» **Records provided**
========================================

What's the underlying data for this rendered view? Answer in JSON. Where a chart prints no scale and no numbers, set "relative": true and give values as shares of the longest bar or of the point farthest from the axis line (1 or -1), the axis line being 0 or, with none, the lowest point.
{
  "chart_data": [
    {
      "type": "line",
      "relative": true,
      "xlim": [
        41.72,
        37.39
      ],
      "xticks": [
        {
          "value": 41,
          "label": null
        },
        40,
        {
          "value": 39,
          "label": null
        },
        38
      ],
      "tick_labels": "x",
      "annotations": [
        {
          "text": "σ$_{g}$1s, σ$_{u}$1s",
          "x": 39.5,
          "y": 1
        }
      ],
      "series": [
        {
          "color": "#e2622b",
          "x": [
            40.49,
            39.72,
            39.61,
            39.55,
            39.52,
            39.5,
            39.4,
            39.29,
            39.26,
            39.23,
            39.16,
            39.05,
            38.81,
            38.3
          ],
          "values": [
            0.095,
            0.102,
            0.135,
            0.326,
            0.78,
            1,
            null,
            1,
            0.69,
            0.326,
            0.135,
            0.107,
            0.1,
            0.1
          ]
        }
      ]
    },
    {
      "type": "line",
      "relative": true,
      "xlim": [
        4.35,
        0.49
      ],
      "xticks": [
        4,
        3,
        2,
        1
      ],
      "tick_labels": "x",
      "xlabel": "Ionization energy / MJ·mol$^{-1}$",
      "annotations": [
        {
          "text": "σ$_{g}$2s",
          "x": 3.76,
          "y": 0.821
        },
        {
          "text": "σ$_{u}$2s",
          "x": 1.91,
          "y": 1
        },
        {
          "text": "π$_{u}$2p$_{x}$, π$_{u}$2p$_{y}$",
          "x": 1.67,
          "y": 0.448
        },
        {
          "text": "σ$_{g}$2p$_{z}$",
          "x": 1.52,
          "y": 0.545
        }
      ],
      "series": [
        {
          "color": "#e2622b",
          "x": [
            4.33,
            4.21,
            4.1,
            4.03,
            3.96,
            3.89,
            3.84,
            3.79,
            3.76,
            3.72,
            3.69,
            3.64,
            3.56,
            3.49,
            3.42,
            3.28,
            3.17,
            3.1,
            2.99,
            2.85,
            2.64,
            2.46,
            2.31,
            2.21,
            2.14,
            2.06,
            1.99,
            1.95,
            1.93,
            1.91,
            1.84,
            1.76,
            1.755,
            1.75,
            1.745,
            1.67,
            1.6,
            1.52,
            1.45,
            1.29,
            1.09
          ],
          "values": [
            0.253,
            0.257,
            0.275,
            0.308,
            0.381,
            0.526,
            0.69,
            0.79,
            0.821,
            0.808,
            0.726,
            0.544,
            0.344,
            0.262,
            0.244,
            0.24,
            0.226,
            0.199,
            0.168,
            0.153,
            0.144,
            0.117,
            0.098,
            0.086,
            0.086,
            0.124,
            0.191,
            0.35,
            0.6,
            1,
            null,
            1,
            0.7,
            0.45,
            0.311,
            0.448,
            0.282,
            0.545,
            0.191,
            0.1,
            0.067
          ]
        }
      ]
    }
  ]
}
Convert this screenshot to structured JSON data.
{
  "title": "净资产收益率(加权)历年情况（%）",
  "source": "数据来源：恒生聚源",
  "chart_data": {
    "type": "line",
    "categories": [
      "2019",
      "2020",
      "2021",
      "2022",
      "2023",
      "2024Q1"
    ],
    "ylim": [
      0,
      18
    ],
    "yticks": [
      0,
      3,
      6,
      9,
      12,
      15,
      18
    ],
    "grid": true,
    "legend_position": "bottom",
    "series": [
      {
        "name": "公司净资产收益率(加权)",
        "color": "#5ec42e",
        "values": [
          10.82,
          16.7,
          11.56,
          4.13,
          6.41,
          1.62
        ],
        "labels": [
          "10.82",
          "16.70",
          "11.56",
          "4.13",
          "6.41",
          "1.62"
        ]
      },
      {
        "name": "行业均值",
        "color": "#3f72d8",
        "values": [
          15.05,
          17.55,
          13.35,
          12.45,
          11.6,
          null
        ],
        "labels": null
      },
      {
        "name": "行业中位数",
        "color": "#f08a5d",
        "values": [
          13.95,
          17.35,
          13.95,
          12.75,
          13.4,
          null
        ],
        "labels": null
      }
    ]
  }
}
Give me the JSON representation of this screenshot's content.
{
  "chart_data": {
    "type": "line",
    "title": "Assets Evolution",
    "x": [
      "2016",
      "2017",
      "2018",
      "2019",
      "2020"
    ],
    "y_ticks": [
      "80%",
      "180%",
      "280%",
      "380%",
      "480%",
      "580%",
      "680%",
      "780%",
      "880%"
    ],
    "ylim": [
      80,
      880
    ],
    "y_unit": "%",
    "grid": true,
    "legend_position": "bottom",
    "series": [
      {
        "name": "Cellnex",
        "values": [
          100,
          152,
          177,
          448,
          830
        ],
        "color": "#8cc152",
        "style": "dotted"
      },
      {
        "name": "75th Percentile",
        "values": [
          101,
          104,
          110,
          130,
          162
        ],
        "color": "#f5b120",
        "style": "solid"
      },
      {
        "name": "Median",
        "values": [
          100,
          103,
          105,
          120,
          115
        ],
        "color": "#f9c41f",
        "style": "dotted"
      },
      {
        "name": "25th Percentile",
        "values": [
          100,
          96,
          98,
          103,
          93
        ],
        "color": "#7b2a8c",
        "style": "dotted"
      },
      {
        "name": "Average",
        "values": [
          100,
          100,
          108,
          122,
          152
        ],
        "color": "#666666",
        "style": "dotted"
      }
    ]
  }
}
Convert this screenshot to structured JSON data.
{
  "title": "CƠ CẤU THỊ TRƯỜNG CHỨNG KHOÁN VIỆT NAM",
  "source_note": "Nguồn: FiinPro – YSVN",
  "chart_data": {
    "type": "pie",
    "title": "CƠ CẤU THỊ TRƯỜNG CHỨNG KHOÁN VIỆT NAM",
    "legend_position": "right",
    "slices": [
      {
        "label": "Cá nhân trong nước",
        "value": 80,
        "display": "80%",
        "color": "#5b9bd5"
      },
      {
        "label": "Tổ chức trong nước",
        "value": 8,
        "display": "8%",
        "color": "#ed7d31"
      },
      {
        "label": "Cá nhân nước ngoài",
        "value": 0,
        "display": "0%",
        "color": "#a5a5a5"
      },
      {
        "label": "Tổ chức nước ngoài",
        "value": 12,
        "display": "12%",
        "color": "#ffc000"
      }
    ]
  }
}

========================================

Copy all the records above exactly, missing none.

What's the underlying data for this rendered view? Answer in JSON. Where a chart prints no scale and no numbers, set "relative": true and give values as shares of the longest bar or of the point farthest from the axis line (1 or -1), the axis line being 0 or, with none, the lowest point.
{
  "chart_data": [
    {
      "type": "line",
      "relative": true,
      "xlim": [
        41.72,
        37.39
      ],
      "xticks": [
        {
          "value": 41,
          "label": null
        },
        40,
        {
          "value": 39,
          "label": null
        },
        38
      ],
      "tick_labels": "x",
      "annotations": [
        {
          "text": "σ$_{g}$1s, σ$_{u}$1s",
          "x": 39.5,
          "y": 1
        }
      ],
      "series": [
        {
          "color": "#e2622b",
          "x": [
            40.49,
            39.72,
            39.61,
            39.55,
            39.52,
            39.5,
            39.4,
            39.29,
            39.26,
            39.23,
            39.16,
            39.05,
            38.81,
            38.3
          ],
          "values": [
            0.095,
            0.102,
            0.135,
            0.326,
            0.78,
            1,
            null,
            1,
            0.69,
            0.326,
            0.135,
            0.107,
            0.1,
            0.1
          ]
        }
      ]
    },
    {
      "type": "line",
      "relative": true,
      "xlim": [
        4.35,
        0.49
      ],
      "xticks": [
        4,
        3,
        2,
        1
      ],
      "tick_labels": "x",
      "xlabel": "Ionization energy / MJ·mol$^{-1}$",
      "annotations": [
        {
          "text": "σ$_{g}$2s",
          "x": 3.76,
          "y": 0.821
        },
        {
          "text": "σ$_{u}$2s",
          "x": 1.91,
          "y": 1
        },
        {
          "text": "π$_{u}$2p$_{x}$, π$_{u}$2p$_{y}$",
          "x": 1.67,
          "y": 0.448
        },
        {
          "text": "σ$_{g}$2p$_{z}$",
          "x": 1.52,
          "y": 0.545
        }
      ],
      "series": [
        {
          "color": "#e2622b",
          "x": [
            4.33,
            4.21,
            4.1,
            4.03,
            3.96,
            3.89,
            3.84,
            3.79,
            3.76,
            3.72,
            3.69,
            3.64,
            3.56,
            3.49,
            3.42,
            3.28,
            3.17,
            3.1,
            2.99,
            2.85,
            2.64,
            2.46,
            2.31,
            2.21,
            2.14,
            2.06,
            1.99,
            1.95,
            1.93,
            1.91,
            1.84,
            1.76,
            1.755,
            1.75,
            1.745,
            1.67,
            1.6,
            1.52,
            1.45,
            1.29,
            1.09
          ],
          "values": [
            0.253,
            0.257,
            0.275,
            0.308,
            0.381,
            0.526,
            0.69,
            0.79,
            0.821,
            0.808,
            0.726,
            0.544,
            0.344,
            0.262,
            0.244,
            0.24,
            0.226,
            0.199,
            0.168,
            0.153,
            0.144,
            0.117,
            0.098,
            0.086,
            0.086,
            0.124,
            0.191,
            0.35,
            0.6,
            1,
            null,
            1,
            0.7,
            0.45,
            0.311,
            0.448,
            0.282,
            0.545,
            0.191,
            0.1,
            0.067
          ]
        }
      ]
    }
  ]
}
Convert this screenshot to structured JSON data.
{
  "title": "净资产收益率(加权)历年情况（%）",
  "source": "数据来源：恒生聚源",
  "chart_data": {
    "type": "line",
    "categories": [
      "2019",
      "2020",
      "2021",
      "2022",
      "2023",
      "2024Q1"
    ],
    "ylim": [
      0,
      18
    ],
    "yticks": [
      0,
      3,
      6,
      9,
      12,
      15,
      18
    ],
    "grid": true,
    "legend_position": "bottom",
    "series": [
      {
        "name": "公司净资产收益率(加权)",
        "color": "#5ec42e",
        "values": [
          10.82,
          16.7,
          11.56,
          4.13,
          6.41,
          1.62
        ],
        "labels": [
          "10.82",
          "16.70",
          "11.56",
          "4.13",
          "6.41",
          "1.62"
        ]
      },
      {
        "name": "行业均值",
        "color": "#3f72d8",
        "values": [
          15.05,
          17.55,
          13.35,
          12.45,
          11.6,
          null
        ],
        "labels": null
      },
      {
        "name": "行业中位数",
        "color": "#f08a5d",
        "values": [
          13.95,
          17.35,
          13.95,
          12.75,
          13.4,
          null
        ],
        "labels": null
      }
    ]
  }
}
Give me the JSON representation of this screenshot's content.
{
  "chart_data": {
    "type": "line",
    "title": "Assets Evolution",
    "x": [
      "2016",
      "2017",
      "2018",
      "2019",
      "2020"
    ],
    "y_ticks": [
      "80%",
      "180%",
      "280%",
      "380%",
      "480%",
      "580%",
      "680%",
      "780%",
      "880%"
    ],
    "ylim": [
      80,
      880
    ],
    "y_unit": "%",
    "grid": true,
    "legend_position": "bottom",
    "series": [
      {
        "name": "Cellnex",
        "values": [
          100,
          152,
          177,
          448,
          830
        ],
        "color": "#8cc152",
        "style": "dotted"
      },
      {
        "name": "75th Percentile",
        "values": [
          101,
          104,
          110,
          130,
          162
        ],
        "color": "#f5b120",
        "style": "solid"
      },
      {
        "name": "Median",
        "values": [
          100,
          103,
          105,
          120,
          115
        ],
        "color": "#f9c41f",
        "style": "dotted"
      },
      {
        "name": "25th Percentile",
        "values": [
          100,
          96,
          98,
          103,
          93
        ],
        "color": "#7b2a8c",
        "style": "dotted"
      },
      {
        "name": "Average",
        "values": [
          100,
          100,
          108,
          122,
          152
        ],
        "color": "#666666",
        "style": "dotted"
      }
    ]
  }
}
Convert this screenshot to structured JSON data.
{
  "title": "CƠ CẤU THỊ TRƯỜNG CHỨNG KHOÁN VIỆT NAM",
  "source_note": "Nguồn: FiinPro – YSVN",
  "chart_data": {
    "type": "pie",
    "title": "CƠ CẤU THỊ TRƯỜNG CHỨNG KHOÁN VIỆT NAM",
    "legend_position": "right",
    "slices": [
      {
        "label": "Cá nhân trong nước",
        "value": 80,
        "display": "80%",
        "color": "#5b9bd5"
      },
      {
        "label": "Tổ chức trong nước",
        "value": 8,
        "display": "8%",
        "color": "#ed7d31"
      },
      {
        "label": "Cá nhân nước ngoài",
        "value": 0,
        "display": "0%",
        "color": "#a5a5a5"
      },
      {
        "label": "Tổ chức nước ngoài",
        "value": 12,
        "display": "12%",
        "color": "#ffc000"
      }
    ]
  }
}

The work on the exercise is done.